▶ _WORK INSTRUCTIONS_: Look through the data below and count each line where the word "attach" appears. Reply with the count alone.
___ LISTING ___
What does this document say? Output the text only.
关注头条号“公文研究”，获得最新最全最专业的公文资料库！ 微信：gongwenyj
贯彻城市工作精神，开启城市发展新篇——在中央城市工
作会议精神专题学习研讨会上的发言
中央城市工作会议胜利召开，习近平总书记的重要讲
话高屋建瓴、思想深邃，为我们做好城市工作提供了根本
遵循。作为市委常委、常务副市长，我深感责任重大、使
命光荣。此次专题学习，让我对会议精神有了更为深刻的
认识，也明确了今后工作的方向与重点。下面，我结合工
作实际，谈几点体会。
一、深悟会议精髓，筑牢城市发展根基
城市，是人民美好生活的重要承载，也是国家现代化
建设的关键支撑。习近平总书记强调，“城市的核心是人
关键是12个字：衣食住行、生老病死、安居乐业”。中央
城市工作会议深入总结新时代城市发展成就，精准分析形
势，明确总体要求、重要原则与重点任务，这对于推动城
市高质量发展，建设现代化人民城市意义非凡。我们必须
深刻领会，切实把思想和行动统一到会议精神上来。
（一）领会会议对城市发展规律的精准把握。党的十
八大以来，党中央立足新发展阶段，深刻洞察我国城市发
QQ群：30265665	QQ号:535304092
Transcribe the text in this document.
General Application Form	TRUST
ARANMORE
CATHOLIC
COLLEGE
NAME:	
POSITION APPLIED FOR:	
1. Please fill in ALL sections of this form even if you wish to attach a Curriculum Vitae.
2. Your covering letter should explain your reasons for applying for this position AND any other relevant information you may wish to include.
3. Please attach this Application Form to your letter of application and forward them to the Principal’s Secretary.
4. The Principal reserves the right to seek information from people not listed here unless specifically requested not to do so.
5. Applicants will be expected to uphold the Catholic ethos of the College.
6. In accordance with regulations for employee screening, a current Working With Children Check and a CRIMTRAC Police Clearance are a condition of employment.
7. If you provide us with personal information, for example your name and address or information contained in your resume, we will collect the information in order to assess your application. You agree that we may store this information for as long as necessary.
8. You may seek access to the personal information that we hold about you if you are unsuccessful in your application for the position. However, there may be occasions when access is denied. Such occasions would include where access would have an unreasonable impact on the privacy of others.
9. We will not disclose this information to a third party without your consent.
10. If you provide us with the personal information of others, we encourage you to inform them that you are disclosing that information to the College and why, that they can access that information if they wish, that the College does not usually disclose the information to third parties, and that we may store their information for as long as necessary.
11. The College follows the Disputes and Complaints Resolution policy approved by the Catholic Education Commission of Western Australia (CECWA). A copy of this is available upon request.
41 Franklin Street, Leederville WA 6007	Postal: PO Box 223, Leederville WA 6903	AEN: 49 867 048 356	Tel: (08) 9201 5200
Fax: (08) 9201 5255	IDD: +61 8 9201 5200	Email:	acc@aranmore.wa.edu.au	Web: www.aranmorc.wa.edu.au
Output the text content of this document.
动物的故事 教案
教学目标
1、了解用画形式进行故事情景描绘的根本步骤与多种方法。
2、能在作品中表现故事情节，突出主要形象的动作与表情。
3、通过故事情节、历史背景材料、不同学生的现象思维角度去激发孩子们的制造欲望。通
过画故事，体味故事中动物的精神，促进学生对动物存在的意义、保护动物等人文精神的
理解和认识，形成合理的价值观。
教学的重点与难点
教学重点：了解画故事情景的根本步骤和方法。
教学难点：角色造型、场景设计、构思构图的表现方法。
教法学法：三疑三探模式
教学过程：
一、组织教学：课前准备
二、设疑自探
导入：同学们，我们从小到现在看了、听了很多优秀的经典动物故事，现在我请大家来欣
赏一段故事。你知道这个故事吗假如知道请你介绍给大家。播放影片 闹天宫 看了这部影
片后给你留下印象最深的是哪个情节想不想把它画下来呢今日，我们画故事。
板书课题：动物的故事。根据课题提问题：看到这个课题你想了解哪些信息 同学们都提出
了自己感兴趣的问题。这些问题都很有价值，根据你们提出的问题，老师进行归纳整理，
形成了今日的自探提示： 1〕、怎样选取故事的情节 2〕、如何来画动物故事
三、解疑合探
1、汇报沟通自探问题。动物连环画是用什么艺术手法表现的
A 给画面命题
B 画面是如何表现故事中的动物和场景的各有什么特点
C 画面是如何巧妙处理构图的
___
▶ _SOLUTION_: 2